*Material provided*
--- start ---
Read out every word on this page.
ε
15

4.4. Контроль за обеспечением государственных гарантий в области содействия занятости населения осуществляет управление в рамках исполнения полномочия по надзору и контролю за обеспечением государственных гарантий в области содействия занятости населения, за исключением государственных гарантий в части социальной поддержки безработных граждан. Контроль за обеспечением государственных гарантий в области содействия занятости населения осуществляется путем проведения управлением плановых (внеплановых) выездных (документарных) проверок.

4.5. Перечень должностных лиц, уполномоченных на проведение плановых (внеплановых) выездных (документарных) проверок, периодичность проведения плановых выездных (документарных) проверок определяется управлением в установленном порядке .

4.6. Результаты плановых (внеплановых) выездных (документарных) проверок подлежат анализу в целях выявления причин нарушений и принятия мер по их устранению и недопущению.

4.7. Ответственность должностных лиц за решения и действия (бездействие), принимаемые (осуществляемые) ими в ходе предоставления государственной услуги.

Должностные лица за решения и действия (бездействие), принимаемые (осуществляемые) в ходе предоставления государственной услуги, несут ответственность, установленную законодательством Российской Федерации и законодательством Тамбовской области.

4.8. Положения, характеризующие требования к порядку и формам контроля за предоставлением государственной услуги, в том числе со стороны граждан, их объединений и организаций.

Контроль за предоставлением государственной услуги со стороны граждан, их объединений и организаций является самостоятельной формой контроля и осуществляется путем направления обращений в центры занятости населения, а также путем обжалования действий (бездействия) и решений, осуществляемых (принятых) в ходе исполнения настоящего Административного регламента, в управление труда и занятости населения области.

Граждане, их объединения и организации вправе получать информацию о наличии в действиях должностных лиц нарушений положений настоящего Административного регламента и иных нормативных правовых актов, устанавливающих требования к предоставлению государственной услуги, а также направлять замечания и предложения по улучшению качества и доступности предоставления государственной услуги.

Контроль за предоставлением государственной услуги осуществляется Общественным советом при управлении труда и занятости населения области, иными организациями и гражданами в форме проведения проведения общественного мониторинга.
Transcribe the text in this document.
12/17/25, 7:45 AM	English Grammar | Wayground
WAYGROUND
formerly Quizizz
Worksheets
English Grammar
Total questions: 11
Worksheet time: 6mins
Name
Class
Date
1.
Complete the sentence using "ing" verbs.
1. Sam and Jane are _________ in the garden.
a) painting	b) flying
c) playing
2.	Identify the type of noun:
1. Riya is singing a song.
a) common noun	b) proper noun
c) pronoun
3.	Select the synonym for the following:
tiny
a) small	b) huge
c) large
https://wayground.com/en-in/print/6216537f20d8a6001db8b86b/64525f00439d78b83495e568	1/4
--- end ---
*What to produce*
Retype exactly the lines from the one containing "Transcribe the text in this document." through the last line of the records above, including both.

*Right answer*
Transcribe the text in this document.
12/17/25, 7:45 AM	English Grammar | Wayground
WAYGROUND
formerly Quizizz
Worksheets
English Grammar
Total questions: 11
Worksheet time: 6mins
Name
Class
Date
1.
Complete the sentence using "ing" verbs.
1. Sam and Jane are _________ in the garden.
a) painting	b) flying
c) playing
2.	Identify the type of noun:
1. Riya is singing a song.
a) common noun	b) proper noun
c) pronoun
3.	Select the synonym for the following:
tiny
a) small	b) huge
c) large
https://wayground.com/en-in/print/6216537f20d8a6001db8b86b/64525f00439d78b83495e568	1/4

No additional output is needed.